WHAT TO WORK ON
Reproduce each record exactly.

Dataset items:
☆ ☆ ☆ ☆ ☆ ☆ ☆

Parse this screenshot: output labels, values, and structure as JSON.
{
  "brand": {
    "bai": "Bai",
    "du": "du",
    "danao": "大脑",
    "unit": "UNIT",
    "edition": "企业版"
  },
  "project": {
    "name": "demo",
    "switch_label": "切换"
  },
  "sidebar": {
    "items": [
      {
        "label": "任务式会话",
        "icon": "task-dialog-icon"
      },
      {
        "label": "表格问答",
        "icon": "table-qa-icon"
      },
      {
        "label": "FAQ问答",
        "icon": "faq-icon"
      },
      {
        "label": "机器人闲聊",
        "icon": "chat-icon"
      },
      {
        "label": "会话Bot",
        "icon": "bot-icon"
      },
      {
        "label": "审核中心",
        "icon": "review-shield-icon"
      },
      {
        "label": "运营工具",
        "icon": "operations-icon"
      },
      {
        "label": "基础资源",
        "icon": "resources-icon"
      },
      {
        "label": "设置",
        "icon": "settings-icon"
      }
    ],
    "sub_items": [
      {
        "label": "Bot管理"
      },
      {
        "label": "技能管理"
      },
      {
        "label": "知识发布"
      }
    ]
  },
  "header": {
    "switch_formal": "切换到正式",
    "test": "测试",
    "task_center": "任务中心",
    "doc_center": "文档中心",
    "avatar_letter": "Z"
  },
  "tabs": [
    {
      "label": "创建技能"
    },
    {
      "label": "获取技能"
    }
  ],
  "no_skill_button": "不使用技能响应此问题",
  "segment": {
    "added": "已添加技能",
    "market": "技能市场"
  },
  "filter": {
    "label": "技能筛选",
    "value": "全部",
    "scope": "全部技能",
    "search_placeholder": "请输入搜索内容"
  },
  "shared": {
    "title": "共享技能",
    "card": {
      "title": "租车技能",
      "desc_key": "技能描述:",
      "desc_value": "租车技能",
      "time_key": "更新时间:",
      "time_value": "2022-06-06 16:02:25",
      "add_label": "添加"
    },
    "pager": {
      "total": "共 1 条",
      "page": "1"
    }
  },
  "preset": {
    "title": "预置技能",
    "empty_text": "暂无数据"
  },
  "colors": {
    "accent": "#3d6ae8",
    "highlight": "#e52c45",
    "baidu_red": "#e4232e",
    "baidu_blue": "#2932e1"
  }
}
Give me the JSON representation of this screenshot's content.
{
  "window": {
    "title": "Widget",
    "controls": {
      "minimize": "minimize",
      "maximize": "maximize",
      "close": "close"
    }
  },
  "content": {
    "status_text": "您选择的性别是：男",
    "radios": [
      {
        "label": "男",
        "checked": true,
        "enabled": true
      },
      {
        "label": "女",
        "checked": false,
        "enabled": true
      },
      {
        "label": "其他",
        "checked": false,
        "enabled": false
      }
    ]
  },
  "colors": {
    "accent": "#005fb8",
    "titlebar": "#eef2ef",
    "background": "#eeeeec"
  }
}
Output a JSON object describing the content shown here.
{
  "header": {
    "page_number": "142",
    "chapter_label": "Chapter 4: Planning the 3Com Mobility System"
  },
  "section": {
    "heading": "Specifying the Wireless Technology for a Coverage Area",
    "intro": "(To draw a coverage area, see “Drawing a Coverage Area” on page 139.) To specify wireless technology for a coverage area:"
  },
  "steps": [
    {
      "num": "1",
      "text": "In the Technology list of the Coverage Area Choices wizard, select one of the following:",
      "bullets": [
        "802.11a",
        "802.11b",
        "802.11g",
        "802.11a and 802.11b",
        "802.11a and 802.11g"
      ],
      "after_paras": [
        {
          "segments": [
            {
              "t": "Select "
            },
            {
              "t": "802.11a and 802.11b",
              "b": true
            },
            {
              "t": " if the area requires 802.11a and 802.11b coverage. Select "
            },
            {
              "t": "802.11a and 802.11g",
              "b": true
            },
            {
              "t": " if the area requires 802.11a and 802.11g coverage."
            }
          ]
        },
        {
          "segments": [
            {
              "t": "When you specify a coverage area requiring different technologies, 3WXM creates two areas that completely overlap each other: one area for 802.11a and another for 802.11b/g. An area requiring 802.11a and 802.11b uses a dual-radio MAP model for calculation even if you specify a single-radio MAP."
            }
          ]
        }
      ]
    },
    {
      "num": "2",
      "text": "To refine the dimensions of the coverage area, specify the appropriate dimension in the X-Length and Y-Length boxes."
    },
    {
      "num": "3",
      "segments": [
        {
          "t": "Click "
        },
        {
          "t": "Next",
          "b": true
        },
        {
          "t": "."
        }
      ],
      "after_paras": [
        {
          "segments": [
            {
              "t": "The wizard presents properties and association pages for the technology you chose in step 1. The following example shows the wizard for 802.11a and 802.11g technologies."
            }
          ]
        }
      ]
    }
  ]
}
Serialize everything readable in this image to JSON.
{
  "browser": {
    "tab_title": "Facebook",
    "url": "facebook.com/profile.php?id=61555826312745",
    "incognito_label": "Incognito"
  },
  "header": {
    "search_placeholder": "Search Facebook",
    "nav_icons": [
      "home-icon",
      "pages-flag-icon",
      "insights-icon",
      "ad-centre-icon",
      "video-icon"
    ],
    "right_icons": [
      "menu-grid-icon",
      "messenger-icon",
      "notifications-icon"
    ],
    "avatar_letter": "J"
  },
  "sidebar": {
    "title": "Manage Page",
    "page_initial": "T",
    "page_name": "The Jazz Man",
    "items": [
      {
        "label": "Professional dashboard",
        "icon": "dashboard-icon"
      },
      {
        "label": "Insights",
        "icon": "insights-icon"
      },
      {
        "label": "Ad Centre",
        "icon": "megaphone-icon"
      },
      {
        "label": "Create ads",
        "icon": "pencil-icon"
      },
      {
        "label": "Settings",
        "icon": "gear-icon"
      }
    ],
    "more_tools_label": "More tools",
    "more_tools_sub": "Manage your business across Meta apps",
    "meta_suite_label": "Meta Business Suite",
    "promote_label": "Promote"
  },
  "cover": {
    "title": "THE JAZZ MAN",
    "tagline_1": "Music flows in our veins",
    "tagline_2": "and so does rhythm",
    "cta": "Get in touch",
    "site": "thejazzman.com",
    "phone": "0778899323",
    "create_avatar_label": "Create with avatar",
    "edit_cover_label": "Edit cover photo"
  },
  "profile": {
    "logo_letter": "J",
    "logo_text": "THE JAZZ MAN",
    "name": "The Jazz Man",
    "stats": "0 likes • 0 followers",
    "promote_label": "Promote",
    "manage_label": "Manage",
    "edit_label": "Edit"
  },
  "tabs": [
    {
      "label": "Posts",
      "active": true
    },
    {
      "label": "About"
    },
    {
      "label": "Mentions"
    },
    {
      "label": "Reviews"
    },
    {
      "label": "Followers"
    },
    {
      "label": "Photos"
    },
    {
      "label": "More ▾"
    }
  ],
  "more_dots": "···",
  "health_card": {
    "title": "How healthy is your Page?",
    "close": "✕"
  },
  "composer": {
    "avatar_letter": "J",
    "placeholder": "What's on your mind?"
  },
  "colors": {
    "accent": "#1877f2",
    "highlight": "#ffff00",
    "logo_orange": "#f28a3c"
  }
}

☆ ☆ ☆ ☆ ☆ ☆ ☆

EXERCISE RESULT
Parse this screenshot: output labels, values, and structure as JSON.
{
  "brand": {
    "bai": "Bai",
    "du": "du",
    "danao": "大脑",
    "unit": "UNIT",
    "edition": "企业版"
  },
  "project": {
    "name": "demo",
    "switch_label": "切换"
  },
  "sidebar": {
    "items": [
      {
        "label": "任务式会话",
        "icon": "task-dialog-icon"
      },
      {
        "label": "表格问答",
        "icon": "table-qa-icon"
      },
      {
        "label": "FAQ问答",
        "icon": "faq-icon"
      },
      {
        "label": "机器人闲聊",
        "icon": "chat-icon"
      },
      {
        "label": "会话Bot",
        "icon": "bot-icon"
      },
      {
        "label": "审核中心",
        "icon": "review-shield-icon"
      },
      {
        "label": "运营工具",
        "icon": "operations-icon"
      },
      {
        "label": "基础资源",
        "icon": "resources-icon"
      },
      {
        "label": "设置",
        "icon": "settings-icon"
      }
    ],
    "sub_items": [
      {
        "label": "Bot管理"
      },
      {
        "label": "技能管理"
      },
      {
        "label": "知识发布"
      }
    ]
  },
  "header": {
    "switch_formal": "切换到正式",
    "test": "测试",
    "task_center": "任务中心",
    "doc_center": "文档中心",
    "avatar_letter": "Z"
  },
  "tabs": [
    {
      "label": "创建技能"
    },
    {
      "label": "获取技能"
    }
  ],
  "no_skill_button": "不使用技能响应此问题",
  "segment": {
    "added": "已添加技能",
    "market": "技能市场"
  },
  "filter": {
    "label": "技能筛选",
    "value": "全部",
    "scope": "全部技能",
    "search_placeholder": "请输入搜索内容"
  },
  "shared": {
    "title": "共享技能",
    "card": {
      "title": "租车技能",
      "desc_key": "技能描述:",
      "desc_value": "租车技能",
      "time_key": "更新时间:",
      "time_value": "2022-06-06 16:02:25",
      "add_label": "添加"
    },
    "pager": {
      "total": "共 1 条",
      "page": "1"
    }
  },
  "preset": {
    "title": "预置技能",
    "empty_text": "暂无数据"
  },
  "colors": {
    "accent": "#3d6ae8",
    "highlight": "#e52c45",
    "baidu_red": "#e4232e",
    "baidu_blue": "#2932e1"
  }
}
Give me the JSON representation of this screenshot's content.
{
  "window": {
    "title": "Widget",
    "controls": {
      "minimize": "minimize",
      "maximize": "maximize",
      "close": "close"
    }
  },
  "content": {
    "status_text": "您选择的性别是：男",
    "radios": [
      {
        "label": "男",
        "checked": true,
        "enabled": true
      },
      {
        "label": "女",
        "checked": false,
        "enabled": true
      },
      {
        "label": "其他",
        "checked": false,
        "enabled": false
      }
    ]
  },
  "colors": {
    "accent": "#005fb8",
    "titlebar": "#eef2ef",
    "background": "#eeeeec"
  }
}
Output a JSON object describing the content shown here.
{
  "header": {
    "page_number": "142",
    "chapter_label": "Chapter 4: Planning the 3Com Mobility System"
  },
  "section": {
    "heading": "Specifying the Wireless Technology for a Coverage Area",
    "intro": "(To draw a coverage area, see “Drawing a Coverage Area” on page 139.) To specify wireless technology for a coverage area:"
  },
  "steps": [
    {
      "num": "1",
      "text": "In the Technology list of the Coverage Area Choices wizard, select one of the following:",
      "bullets": [
        "802.11a",
        "802.11b",
        "802.11g",
        "802.11a and 802.11b",
        "802.11a and 802.11g"
      ],
      "after_paras": [
        {
          "segments": [
            {
              "t": "Select "
            },
            {
              "t": "802.11a and 802.11b",
              "b": true
            },
            {
              "t": " if the area requires 802.11a and 802.11b coverage. Select "
            },
            {
              "t": "802.11a and 802.11g",
              "b": true
            },
            {
              "t": " if the area requires 802.11a and 802.11g coverage."
            }
          ]
        },
        {
          "segments": [
            {
              "t": "When you specify a coverage area requiring different technologies, 3WXM creates two areas that completely overlap each other: one area for 802.11a and another for 802.11b/g. An area requiring 802.11a and 802.11b uses a dual-radio MAP model for calculation even if you specify a single-radio MAP."
            }
          ]
        }
      ]
    },
    {
      "num": "2",
      "text": "To refine the dimensions of the coverage area, specify the appropriate dimension in the X-Length and Y-Length boxes."
    },
    {
      "num": "3",
      "segments": [
        {
          "t": "Click "
        },
        {
          "t": "Next",
          "b": true
        },
        {
          "t": "."
        }
      ],
      "after_paras": [
        {
          "segments": [
            {
              "t": "The wizard presents properties and association pages for the technology you chose in step 1. The following example shows the wizard for 802.11a and 802.11g technologies."
            }
          ]
        }
      ]
    }
  ]
}
Serialize everything readable in this image to JSON.
{
  "browser": {
    "tab_title": "Facebook",
    "url": "facebook.com/profile.php?id=61555826312745",
    "incognito_label": "Incognito"
  },
  "header": {
    "search_placeholder": "Search Facebook",
    "nav_icons": [
      "home-icon",
      "pages-flag-icon",
      "insights-icon",
      "ad-centre-icon",
      "video-icon"
    ],
    "right_icons": [
      "menu-grid-icon",
      "messenger-icon",
      "notifications-icon"
    ],
    "avatar_letter": "J"
  },
  "sidebar": {
    "title": "Manage Page",
    "page_initial": "T",
    "page_name": "The Jazz Man",
    "items": [
      {
        "label": "Professional dashboard",
        "icon": "dashboard-icon"
      },
      {
        "label": "Insights",
        "icon": "insights-icon"
      },
      {
        "label": "Ad Centre",
        "icon": "megaphone-icon"
      },
      {
        "label": "Create ads",
        "icon": "pencil-icon"
      },
      {
        "label": "Settings",
        "icon": "gear-icon"
      }
    ],
    "more_tools_label": "More tools",
    "more_tools_sub": "Manage your business across Meta apps",
    "meta_suite_label": "Meta Business Suite",
    "promote_label": "Promote"
  },
  "cover": {
    "title": "THE JAZZ MAN",
    "tagline_1": "Music flows in our veins",
    "tagline_2": "and so does rhythm",
    "cta": "Get in touch",
    "site": "thejazzman.com",
    "phone": "0778899323",
    "create_avatar_label": "Create with avatar",
    "edit_cover_label": "Edit cover photo"
  },
  "profile": {
    "logo_letter": "J",
    "logo_text": "THE JAZZ MAN",
    "name": "The Jazz Man",
    "stats": "0 likes • 0 followers",
    "promote_label": "Promote",
    "manage_label": "Manage",
    "edit_label": "Edit"
  },
  "tabs": [
    {
      "label": "Posts",
      "active": true
    },
    {
      "label": "About"
    },
    {
      "label": "Mentions"
    },
    {
      "label": "Reviews"
    },
    {
      "label": "Followers"
    },
    {
      "label": "Photos"
    },
    {
      "label": "More ▾"
    }
  ],
  "more_dots": "···",
  "health_card": {
    "title": "How healthy is your Page?",
    "close": "✕"
  },
  "composer": {
    "avatar_letter": "J",
    "placeholder": "What's on your mind?"
  },
  "colors": {
    "accent": "#1877f2",
    "highlight": "#ffff00",
    "logo_orange": "#f28a3c"
  }
}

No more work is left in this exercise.